▼▼▼
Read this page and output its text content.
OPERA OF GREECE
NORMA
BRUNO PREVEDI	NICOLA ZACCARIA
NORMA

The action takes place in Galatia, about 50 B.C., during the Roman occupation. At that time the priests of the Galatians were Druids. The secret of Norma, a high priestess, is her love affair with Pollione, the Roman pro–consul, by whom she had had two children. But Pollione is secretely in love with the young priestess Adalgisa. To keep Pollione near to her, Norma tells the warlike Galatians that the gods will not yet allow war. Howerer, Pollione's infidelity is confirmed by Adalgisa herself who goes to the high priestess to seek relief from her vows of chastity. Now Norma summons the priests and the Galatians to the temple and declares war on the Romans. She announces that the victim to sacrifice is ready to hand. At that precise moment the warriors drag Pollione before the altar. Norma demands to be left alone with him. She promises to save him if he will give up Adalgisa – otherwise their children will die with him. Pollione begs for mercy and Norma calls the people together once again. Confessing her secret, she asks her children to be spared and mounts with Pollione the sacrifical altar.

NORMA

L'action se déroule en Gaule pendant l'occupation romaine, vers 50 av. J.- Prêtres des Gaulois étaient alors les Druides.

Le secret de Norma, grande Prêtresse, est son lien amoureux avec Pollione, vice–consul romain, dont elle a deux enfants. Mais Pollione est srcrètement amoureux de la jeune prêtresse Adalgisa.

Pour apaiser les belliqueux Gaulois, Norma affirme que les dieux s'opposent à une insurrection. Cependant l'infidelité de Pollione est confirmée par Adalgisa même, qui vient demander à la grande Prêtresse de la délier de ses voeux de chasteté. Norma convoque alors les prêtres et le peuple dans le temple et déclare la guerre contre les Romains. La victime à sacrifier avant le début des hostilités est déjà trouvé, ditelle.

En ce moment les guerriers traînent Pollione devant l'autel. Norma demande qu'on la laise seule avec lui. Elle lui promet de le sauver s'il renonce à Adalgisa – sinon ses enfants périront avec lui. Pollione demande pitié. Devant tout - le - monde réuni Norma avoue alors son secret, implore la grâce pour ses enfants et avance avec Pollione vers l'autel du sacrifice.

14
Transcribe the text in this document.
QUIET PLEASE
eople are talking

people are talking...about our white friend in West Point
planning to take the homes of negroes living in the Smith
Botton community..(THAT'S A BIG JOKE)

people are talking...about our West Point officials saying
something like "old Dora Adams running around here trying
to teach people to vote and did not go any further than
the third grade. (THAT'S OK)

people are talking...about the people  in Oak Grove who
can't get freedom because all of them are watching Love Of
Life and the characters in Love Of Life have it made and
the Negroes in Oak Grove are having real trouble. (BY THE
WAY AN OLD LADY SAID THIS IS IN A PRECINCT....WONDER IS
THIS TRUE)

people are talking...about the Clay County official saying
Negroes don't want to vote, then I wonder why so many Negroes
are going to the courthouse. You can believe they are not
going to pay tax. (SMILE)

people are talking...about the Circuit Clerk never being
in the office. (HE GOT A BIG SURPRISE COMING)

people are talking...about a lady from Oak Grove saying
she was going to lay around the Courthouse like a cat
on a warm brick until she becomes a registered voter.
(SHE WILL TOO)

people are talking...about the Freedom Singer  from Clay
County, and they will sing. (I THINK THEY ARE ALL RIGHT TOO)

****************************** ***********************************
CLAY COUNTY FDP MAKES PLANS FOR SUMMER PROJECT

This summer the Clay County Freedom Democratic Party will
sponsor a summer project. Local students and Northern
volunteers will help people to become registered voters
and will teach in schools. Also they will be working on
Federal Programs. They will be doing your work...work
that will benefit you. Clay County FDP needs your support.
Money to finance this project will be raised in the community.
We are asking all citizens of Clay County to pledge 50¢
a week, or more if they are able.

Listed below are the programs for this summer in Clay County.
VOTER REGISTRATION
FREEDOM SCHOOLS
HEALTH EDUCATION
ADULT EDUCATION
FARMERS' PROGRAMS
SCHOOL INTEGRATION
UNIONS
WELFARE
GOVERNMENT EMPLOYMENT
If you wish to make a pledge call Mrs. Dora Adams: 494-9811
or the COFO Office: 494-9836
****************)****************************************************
▲▲▲
◆ **STATED PROBLEM**
Copy down the whole of the data above, matching it exactly.

◆ **THE OUTPUT**
Read this page and output its text content.
OPERA OF GREECE
NORMA
BRUNO PREVEDI	NICOLA ZACCARIA
NORMA

The action takes place in Galatia, about 50 B.C., during the Roman occupation. At that time the priests of the Galatians were Druids. The secret of Norma, a high priestess, is her love affair with Pollione, the Roman pro–consul, by whom she had had two children. But Pollione is secretely in love with the young priestess Adalgisa. To keep Pollione near to her, Norma tells the warlike Galatians that the gods will not yet allow war. Howerer, Pollione's infidelity is confirmed by Adalgisa herself who goes to the high priestess to seek relief from her vows of chastity. Now Norma summons the priests and the Galatians to the temple and declares war on the Romans. She announces that the victim to sacrifice is ready to hand. At that precise moment the warriors drag Pollione before the altar. Norma demands to be left alone with him. She promises to save him if he will give up Adalgisa – otherwise their children will die with him. Pollione begs for mercy and Norma calls the people together once again. Confessing her secret, she asks her children to be spared and mounts with Pollione the sacrifical altar.

NORMA

L'action se déroule en Gaule pendant l'occupation romaine, vers 50 av. J.- Prêtres des Gaulois étaient alors les Druides.

Le secret de Norma, grande Prêtresse, est son lien amoureux avec Pollione, vice–consul romain, dont elle a deux enfants. Mais Pollione est srcrètement amoureux de la jeune prêtresse Adalgisa.

Pour apaiser les belliqueux Gaulois, Norma affirme que les dieux s'opposent à une insurrection. Cependant l'infidelité de Pollione est confirmée par Adalgisa même, qui vient demander à la grande Prêtresse de la délier de ses voeux de chasteté. Norma convoque alors les prêtres et le peuple dans le temple et déclare la guerre contre les Romains. La victime à sacrifier avant le début des hostilités est déjà trouvé, ditelle.

En ce moment les guerriers traînent Pollione devant l'autel. Norma demande qu'on la laise seule avec lui. Elle lui promet de le sauver s'il renonce à Adalgisa – sinon ses enfants périront avec lui. Pollione demande pitié. Devant tout - le - monde réuni Norma avoue alors son secret, implore la grâce pour ses enfants et avance avec Pollione vers l'autel du sacrifice.

14
Transcribe the text in this document.
QUIET PLEASE
eople are talking

people are talking...about our white friend in West Point
planning to take the homes of negroes living in the Smith
Botton community..(THAT'S A BIG JOKE)

people are talking...about our West Point officials saying
something like "old Dora Adams running around here trying
to teach people to vote and did not go any further than
the third grade. (THAT'S OK)

people are talking...about the people  in Oak Grove who
can't get freedom because all of them are watching Love Of
Life and the characters in Love Of Life have it made and
the Negroes in Oak Grove are having real trouble. (BY THE
WAY AN OLD LADY SAID THIS IS IN A PRECINCT....WONDER IS
THIS TRUE)

people are talking...about the Clay County official saying
Negroes don't want to vote, then I wonder why so many Negroes
are going to the courthouse. You can believe they are not
going to pay tax. (SMILE)

people are talking...about the Circuit Clerk never being
in the office. (HE GOT A BIG SURPRISE COMING)

people are talking...about a lady from Oak Grove saying
she was going to lay around the Courthouse like a cat
on a warm brick until she becomes a registered voter.
(SHE WILL TOO)

people are talking...about the Freedom Singer  from Clay
County, and they will sing. (I THINK THEY ARE ALL RIGHT TOO)

****************************** ***********************************
CLAY COUNTY FDP MAKES PLANS FOR SUMMER PROJECT

This summer the Clay County Freedom Democratic Party will
sponsor a summer project. Local students and Northern
volunteers will help people to become registered voters
and will teach in schools. Also they will be working on
Federal Programs. They will be doing your work...work
that will benefit you. Clay County FDP needs your support.
Money to finance this project will be raised in the community.
We are asking all citizens of Clay County to pledge 50¢
a week, or more if they are able.

Listed below are the programs for this summer in Clay County.
VOTER REGISTRATION
FREEDOM SCHOOLS
HEALTH EDUCATION
ADULT EDUCATION
FARMERS' PROGRAMS
SCHOOL INTEGRATION
UNIONS
WELFARE
GOVERNMENT EMPLOYMENT
If you wish to make a pledge call Mrs. Dora Adams: 494-9811
or the COFO Office: 494-9836
****************)****************************************************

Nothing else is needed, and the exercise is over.